Do this.
Can you print every record below exactly as written?

Data in this exercise.
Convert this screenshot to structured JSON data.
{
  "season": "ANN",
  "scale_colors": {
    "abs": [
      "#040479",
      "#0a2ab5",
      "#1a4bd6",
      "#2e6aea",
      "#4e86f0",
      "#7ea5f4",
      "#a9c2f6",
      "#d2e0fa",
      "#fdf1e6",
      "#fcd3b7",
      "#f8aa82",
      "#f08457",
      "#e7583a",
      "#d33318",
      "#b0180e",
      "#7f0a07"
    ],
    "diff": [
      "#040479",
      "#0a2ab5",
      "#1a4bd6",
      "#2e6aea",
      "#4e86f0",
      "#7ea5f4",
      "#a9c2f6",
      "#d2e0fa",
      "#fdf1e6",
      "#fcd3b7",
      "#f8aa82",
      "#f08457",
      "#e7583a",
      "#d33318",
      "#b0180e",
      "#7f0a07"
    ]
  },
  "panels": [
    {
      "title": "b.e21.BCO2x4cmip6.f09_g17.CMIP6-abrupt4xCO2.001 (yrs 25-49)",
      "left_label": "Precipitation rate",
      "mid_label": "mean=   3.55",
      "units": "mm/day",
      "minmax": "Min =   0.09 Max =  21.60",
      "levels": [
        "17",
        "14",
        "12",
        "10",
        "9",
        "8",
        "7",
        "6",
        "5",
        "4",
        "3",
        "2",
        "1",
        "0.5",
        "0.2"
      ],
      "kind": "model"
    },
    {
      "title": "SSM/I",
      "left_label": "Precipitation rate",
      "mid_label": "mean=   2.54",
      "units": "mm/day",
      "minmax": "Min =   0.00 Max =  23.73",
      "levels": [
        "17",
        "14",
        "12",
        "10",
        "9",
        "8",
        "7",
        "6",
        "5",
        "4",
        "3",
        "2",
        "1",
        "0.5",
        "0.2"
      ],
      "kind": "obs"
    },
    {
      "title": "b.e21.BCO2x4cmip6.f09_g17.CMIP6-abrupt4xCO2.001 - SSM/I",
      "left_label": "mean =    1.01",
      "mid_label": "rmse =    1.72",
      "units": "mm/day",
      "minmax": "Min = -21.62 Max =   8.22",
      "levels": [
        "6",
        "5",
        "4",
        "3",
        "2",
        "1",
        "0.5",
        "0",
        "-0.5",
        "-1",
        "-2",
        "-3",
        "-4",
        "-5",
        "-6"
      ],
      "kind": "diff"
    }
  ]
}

Result of the task.
Convert this screenshot to structured JSON data.
{
  "season": "ANN",
  "scale_colors": {
    "abs": [
      "#040479",
      "#0a2ab5",
      "#1a4bd6",
      "#2e6aea",
      "#4e86f0",
      "#7ea5f4",
      "#a9c2f6",
      "#d2e0fa",
      "#fdf1e6",
      "#fcd3b7",
      "#f8aa82",
      "#f08457",
      "#e7583a",
      "#d33318",
      "#b0180e",
      "#7f0a07"
    ],
    "diff": [
      "#040479",
      "#0a2ab5",
      "#1a4bd6",
      "#2e6aea",
      "#4e86f0",
      "#7ea5f4",
      "#a9c2f6",
      "#d2e0fa",
      "#fdf1e6",
      "#fcd3b7",
      "#f8aa82",
      "#f08457",
      "#e7583a",
      "#d33318",
      "#b0180e",
      "#7f0a07"
    ]
  },
  "panels": [
    {
      "title": "b.e21.BCO2x4cmip6.f09_g17.CMIP6-abrupt4xCO2.001 (yrs 25-49)",
      "left_label": "Precipitation rate",
      "mid_label": "mean=   3.55",
      "units": "mm/day",
      "minmax": "Min =   0.09 Max =  21.60",
      "levels": [
        "17",
        "14",
        "12",
        "10",
        "9",
        "8",
        "7",
        "6",
        "5",
        "4",
        "3",
        "2",
        "1",
        "0.5",
        "0.2"
      ],
      "kind": "model"
    },
    {
      "title": "SSM/I",
      "left_label": "Precipitation rate",
      "mid_label": "mean=   2.54",
      "units": "mm/day",
      "minmax": "Min =   0.00 Max =  23.73",
      "levels": [
        "17",
        "14",
        "12",
        "10",
        "9",
        "8",
        "7",
        "6",
        "5",
        "4",
        "3",
        "2",
        "1",
        "0.5",
        "0.2"
      ],
      "kind": "obs"
    },
    {
      "title": "b.e21.BCO2x4cmip6.f09_g17.CMIP6-abrupt4xCO2.001 - SSM/I",
      "left_label": "mean =    1.01",
      "mid_label": "rmse =    1.72",
      "units": "mm/day",
      "minmax": "Min = -21.62 Max =   8.22",
      "levels": [
        "6",
        "5",
        "4",
        "3",
        "2",
        "1",
        "0.5",
        "0",
        "-0.5",
        "-1",
        "-2",
        "-3",
        "-4",
        "-5",
        "-6"
      ],
      "kind": "diff"
    }
  ]
}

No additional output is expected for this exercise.